What you will do :: Your task is to extract every line from the material below exactly.

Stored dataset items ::
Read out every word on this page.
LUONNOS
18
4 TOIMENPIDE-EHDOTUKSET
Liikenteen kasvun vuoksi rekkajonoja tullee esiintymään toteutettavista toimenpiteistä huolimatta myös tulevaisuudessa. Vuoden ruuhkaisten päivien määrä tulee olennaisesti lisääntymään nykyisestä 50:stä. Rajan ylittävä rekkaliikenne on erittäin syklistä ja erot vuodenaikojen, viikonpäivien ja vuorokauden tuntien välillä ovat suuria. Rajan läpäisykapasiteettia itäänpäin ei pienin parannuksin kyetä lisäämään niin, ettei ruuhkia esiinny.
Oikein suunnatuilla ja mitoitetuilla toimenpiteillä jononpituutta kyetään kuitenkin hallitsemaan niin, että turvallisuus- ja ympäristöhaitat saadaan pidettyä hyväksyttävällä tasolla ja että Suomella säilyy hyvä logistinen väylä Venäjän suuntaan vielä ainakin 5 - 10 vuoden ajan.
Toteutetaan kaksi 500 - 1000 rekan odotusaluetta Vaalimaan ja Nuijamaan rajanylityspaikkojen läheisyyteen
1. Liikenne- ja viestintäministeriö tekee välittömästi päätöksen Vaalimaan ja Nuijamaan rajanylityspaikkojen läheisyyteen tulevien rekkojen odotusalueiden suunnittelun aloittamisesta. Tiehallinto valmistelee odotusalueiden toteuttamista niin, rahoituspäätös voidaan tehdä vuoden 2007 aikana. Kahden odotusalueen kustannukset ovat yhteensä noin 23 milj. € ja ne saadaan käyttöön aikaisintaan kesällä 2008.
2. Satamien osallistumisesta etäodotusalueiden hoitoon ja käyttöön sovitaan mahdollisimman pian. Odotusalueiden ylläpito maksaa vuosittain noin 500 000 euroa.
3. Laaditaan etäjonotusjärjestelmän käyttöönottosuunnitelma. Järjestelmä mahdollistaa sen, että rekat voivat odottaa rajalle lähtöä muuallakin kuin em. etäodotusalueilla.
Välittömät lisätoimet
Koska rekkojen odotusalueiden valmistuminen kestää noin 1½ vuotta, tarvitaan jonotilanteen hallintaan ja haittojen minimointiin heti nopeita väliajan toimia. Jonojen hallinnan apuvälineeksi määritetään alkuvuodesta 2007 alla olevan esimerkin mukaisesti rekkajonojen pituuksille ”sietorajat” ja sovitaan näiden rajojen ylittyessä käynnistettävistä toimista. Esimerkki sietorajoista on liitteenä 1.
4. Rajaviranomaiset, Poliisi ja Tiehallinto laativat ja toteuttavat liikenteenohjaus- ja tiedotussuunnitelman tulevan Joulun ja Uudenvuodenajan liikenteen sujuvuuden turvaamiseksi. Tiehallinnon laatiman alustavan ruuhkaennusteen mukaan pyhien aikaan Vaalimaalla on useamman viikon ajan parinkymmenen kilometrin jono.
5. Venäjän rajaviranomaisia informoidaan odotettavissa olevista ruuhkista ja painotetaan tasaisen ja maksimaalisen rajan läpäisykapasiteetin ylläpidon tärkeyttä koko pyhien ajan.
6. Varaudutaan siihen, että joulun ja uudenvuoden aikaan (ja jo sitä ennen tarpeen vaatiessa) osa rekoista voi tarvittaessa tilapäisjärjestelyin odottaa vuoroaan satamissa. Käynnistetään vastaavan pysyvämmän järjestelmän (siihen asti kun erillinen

The reply ::
Read out every word on this page.
LUONNOS
18
4 TOIMENPIDE-EHDOTUKSET
Liikenteen kasvun vuoksi rekkajonoja tullee esiintymään toteutettavista toimenpiteistä huolimatta myös tulevaisuudessa. Vuoden ruuhkaisten päivien määrä tulee olennaisesti lisääntymään nykyisestä 50:stä. Rajan ylittävä rekkaliikenne on erittäin syklistä ja erot vuodenaikojen, viikonpäivien ja vuorokauden tuntien välillä ovat suuria. Rajan läpäisykapasiteettia itäänpäin ei pienin parannuksin kyetä lisäämään niin, ettei ruuhkia esiinny.
Oikein suunnatuilla ja mitoitetuilla toimenpiteillä jononpituutta kyetään kuitenkin hallitsemaan niin, että turvallisuus- ja ympäristöhaitat saadaan pidettyä hyväksyttävällä tasolla ja että Suomella säilyy hyvä logistinen väylä Venäjän suuntaan vielä ainakin 5 - 10 vuoden ajan.
Toteutetaan kaksi 500 - 1000 rekan odotusaluetta Vaalimaan ja Nuijamaan rajanylityspaikkojen läheisyyteen
1. Liikenne- ja viestintäministeriö tekee välittömästi päätöksen Vaalimaan ja Nuijamaan rajanylityspaikkojen läheisyyteen tulevien rekkojen odotusalueiden suunnittelun aloittamisesta. Tiehallinto valmistelee odotusalueiden toteuttamista niin, rahoituspäätös voidaan tehdä vuoden 2007 aikana. Kahden odotusalueen kustannukset ovat yhteensä noin 23 milj. € ja ne saadaan käyttöön aikaisintaan kesällä 2008.
2. Satamien osallistumisesta etäodotusalueiden hoitoon ja käyttöön sovitaan mahdollisimman pian. Odotusalueiden ylläpito maksaa vuosittain noin 500 000 euroa.
3. Laaditaan etäjonotusjärjestelmän käyttöönottosuunnitelma. Järjestelmä mahdollistaa sen, että rekat voivat odottaa rajalle lähtöä muuallakin kuin em. etäodotusalueilla.
Välittömät lisätoimet
Koska rekkojen odotusalueiden valmistuminen kestää noin 1½ vuotta, tarvitaan jonotilanteen hallintaan ja haittojen minimointiin heti nopeita väliajan toimia. Jonojen hallinnan apuvälineeksi määritetään alkuvuodesta 2007 alla olevan esimerkin mukaisesti rekkajonojen pituuksille ”sietorajat” ja sovitaan näiden rajojen ylittyessä käynnistettävistä toimista. Esimerkki sietorajoista on liitteenä 1.
4. Rajaviranomaiset, Poliisi ja Tiehallinto laativat ja toteuttavat liikenteenohjaus- ja tiedotussuunnitelman tulevan Joulun ja Uudenvuodenajan liikenteen sujuvuuden turvaamiseksi. Tiehallinnon laatiman alustavan ruuhkaennusteen mukaan pyhien aikaan Vaalimaalla on useamman viikon ajan parinkymmenen kilometrin jono.
5. Venäjän rajaviranomaisia informoidaan odotettavissa olevista ruuhkista ja painotetaan tasaisen ja maksimaalisen rajan läpäisykapasiteetin ylläpidon tärkeyttä koko pyhien ajan.
6. Varaudutaan siihen, että joulun ja uudenvuoden aikaan (ja jo sitä ennen tarpeen vaatiessa) osa rekoista voi tarvittaessa tilapäisjärjestelyin odottaa vuoroaan satamissa. Käynnistetään vastaavan pysyvämmän järjestelmän (siihen asti kun erillinen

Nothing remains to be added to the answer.